TO BE DONE:
All records should be reproduced verbatim.

Start ITEMS

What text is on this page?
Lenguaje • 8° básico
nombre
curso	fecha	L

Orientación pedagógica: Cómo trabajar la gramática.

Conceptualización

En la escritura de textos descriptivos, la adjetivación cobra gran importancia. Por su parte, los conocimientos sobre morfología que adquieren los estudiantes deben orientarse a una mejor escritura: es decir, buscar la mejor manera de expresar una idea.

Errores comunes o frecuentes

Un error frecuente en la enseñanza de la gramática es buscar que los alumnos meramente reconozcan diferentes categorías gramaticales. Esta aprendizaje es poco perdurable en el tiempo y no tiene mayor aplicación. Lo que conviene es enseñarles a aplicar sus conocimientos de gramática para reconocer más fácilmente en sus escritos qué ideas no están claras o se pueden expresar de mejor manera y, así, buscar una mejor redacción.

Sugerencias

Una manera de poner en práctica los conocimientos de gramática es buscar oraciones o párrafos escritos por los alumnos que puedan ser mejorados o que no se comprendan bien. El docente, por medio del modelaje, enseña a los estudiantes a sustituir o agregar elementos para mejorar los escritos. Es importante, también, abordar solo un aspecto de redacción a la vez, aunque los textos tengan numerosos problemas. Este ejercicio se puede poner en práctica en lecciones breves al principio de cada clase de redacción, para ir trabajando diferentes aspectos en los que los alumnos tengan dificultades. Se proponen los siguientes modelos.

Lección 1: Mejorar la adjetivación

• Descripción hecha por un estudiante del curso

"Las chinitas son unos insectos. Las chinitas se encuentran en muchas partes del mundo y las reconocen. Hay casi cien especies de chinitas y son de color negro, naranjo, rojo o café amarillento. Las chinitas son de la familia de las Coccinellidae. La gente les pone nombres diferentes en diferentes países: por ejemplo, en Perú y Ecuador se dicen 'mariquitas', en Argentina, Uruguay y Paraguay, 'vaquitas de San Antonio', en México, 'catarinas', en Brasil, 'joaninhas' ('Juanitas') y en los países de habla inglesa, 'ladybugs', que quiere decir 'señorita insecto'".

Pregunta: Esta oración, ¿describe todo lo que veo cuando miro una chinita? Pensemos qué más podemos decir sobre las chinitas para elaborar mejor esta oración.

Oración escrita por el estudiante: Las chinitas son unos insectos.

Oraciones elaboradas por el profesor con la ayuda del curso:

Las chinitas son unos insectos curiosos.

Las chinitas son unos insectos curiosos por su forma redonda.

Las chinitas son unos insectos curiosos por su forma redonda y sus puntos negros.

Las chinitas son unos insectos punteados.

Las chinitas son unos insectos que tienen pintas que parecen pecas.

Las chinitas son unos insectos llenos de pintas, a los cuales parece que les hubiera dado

End ITEMS

EXPECTED ANSWER:
What text is on this page?
Lenguaje • 8° básico
nombre
curso	fecha	L

Orientación pedagógica: Cómo trabajar la gramática.

Conceptualización

En la escritura de textos descriptivos, la adjetivación cobra gran importancia. Por su parte, los conocimientos sobre morfología que adquieren los estudiantes deben orientarse a una mejor escritura: es decir, buscar la mejor manera de expresar una idea.

Errores comunes o frecuentes

Un error frecuente en la enseñanza de la gramática es buscar que los alumnos meramente reconozcan diferentes categorías gramaticales. Esta aprendizaje es poco perdurable en el tiempo y no tiene mayor aplicación. Lo que conviene es enseñarles a aplicar sus conocimientos de gramática para reconocer más fácilmente en sus escritos qué ideas no están claras o se pueden expresar de mejor manera y, así, buscar una mejor redacción.

Sugerencias

Una manera de poner en práctica los conocimientos de gramática es buscar oraciones o párrafos escritos por los alumnos que puedan ser mejorados o que no se comprendan bien. El docente, por medio del modelaje, enseña a los estudiantes a sustituir o agregar elementos para mejorar los escritos. Es importante, también, abordar solo un aspecto de redacción a la vez, aunque los textos tengan numerosos problemas. Este ejercicio se puede poner en práctica en lecciones breves al principio de cada clase de redacción, para ir trabajando diferentes aspectos en los que los alumnos tengan dificultades. Se proponen los siguientes modelos.

Lección 1: Mejorar la adjetivación

• Descripción hecha por un estudiante del curso

"Las chinitas son unos insectos. Las chinitas se encuentran en muchas partes del mundo y las reconocen. Hay casi cien especies de chinitas y son de color negro, naranjo, rojo o café amarillento. Las chinitas son de la familia de las Coccinellidae. La gente les pone nombres diferentes en diferentes países: por ejemplo, en Perú y Ecuador se dicen 'mariquitas', en Argentina, Uruguay y Paraguay, 'vaquitas de San Antonio', en México, 'catarinas', en Brasil, 'joaninhas' ('Juanitas') y en los países de habla inglesa, 'ladybugs', que quiere decir 'señorita insecto'".

Pregunta: Esta oración, ¿describe todo lo que veo cuando miro una chinita? Pensemos qué más podemos decir sobre las chinitas para elaborar mejor esta oración.

Oración escrita por el estudiante: Las chinitas son unos insectos.

Oraciones elaboradas por el profesor con la ayuda del curso:

Las chinitas son unos insectos curiosos.

Las chinitas son unos insectos curiosos por su forma redonda.

Las chinitas son unos insectos curiosos por su forma redonda y sus puntos negros.

Las chinitas son unos insectos punteados.

Las chinitas son unos insectos que tienen pintas que parecen pecas.

Las chinitas son unos insectos llenos de pintas, a los cuales parece que les hubiera dado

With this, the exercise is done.